Start of STORED RECORDS

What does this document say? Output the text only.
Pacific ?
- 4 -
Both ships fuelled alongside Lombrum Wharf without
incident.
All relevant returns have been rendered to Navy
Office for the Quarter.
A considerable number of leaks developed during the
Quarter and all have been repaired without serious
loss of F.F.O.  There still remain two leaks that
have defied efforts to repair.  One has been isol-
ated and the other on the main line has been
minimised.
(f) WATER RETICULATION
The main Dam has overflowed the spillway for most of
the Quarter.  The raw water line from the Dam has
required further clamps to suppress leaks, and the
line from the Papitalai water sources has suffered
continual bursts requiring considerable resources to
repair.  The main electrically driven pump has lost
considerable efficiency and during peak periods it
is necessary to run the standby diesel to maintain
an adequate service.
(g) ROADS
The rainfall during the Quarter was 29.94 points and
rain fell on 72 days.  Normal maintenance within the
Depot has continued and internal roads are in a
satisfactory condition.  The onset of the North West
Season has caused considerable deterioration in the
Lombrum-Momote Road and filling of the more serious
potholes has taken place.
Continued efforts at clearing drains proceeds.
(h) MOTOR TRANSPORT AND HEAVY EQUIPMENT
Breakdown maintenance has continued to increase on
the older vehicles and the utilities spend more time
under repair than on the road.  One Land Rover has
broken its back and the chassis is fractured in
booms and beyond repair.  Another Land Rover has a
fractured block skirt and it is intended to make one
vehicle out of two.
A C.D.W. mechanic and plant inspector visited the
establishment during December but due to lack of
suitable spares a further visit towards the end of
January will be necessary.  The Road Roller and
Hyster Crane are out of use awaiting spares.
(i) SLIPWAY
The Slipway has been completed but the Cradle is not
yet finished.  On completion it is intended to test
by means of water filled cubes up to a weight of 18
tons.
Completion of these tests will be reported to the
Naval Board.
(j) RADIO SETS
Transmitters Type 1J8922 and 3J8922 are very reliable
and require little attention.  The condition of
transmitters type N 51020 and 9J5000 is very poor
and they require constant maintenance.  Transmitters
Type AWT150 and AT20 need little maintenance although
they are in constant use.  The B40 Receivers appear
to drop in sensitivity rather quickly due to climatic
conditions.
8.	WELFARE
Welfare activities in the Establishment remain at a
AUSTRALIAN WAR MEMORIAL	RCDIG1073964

End of STORED RECORDS

=== OBJECTIVE ===
Make an exact copy of every entry.

=== FULL OUTPUT ===
What does this document say? Output the text only.
Pacific ?
- 4 -
Both ships fuelled alongside Lombrum Wharf without
incident.
All relevant returns have been rendered to Navy
Office for the Quarter.
A considerable number of leaks developed during the
Quarter and all have been repaired without serious
loss of F.F.O.  There still remain two leaks that
have defied efforts to repair.  One has been isol-
ated and the other on the main line has been
minimised.
(f) WATER RETICULATION
The main Dam has overflowed the spillway for most of
the Quarter.  The raw water line from the Dam has
required further clamps to suppress leaks, and the
line from the Papitalai water sources has suffered
continual bursts requiring considerable resources to
repair.  The main electrically driven pump has lost
considerable efficiency and during peak periods it
is necessary to run the standby diesel to maintain
an adequate service.
(g) ROADS
The rainfall during the Quarter was 29.94 points and
rain fell on 72 days.  Normal maintenance within the
Depot has continued and internal roads are in a
satisfactory condition.  The onset of the North West
Season has caused considerable deterioration in the
Lombrum-Momote Road and filling of the more serious
potholes has taken place.
Continued efforts at clearing drains proceeds.
(h) MOTOR TRANSPORT AND HEAVY EQUIPMENT
Breakdown maintenance has continued to increase on
the older vehicles and the utilities spend more time
under repair than on the road.  One Land Rover has
broken its back and the chassis is fractured in
booms and beyond repair.  Another Land Rover has a
fractured block skirt and it is intended to make one
vehicle out of two.
A C.D.W. mechanic and plant inspector visited the
establishment during December but due to lack of
suitable spares a further visit towards the end of
January will be necessary.  The Road Roller and
Hyster Crane are out of use awaiting spares.
(i) SLIPWAY
The Slipway has been completed but the Cradle is not
yet finished.  On completion it is intended to test
by means of water filled cubes up to a weight of 18
tons.
Completion of these tests will be reported to the
Naval Board.
(j) RADIO SETS
Transmitters Type 1J8922 and 3J8922 are very reliable
and require little attention.  The condition of
transmitters type N 51020 and 9J5000 is very poor
and they require constant maintenance.  Transmitters
Type AWT150 and AT20 need little maintenance although
they are in constant use.  The B40 Receivers appear
to drop in sensitivity rather quickly due to climatic
conditions.
8.	WELFARE
Welfare activities in the Establishment remain at a
AUSTRALIAN WAR MEMORIAL	RCDIG1073964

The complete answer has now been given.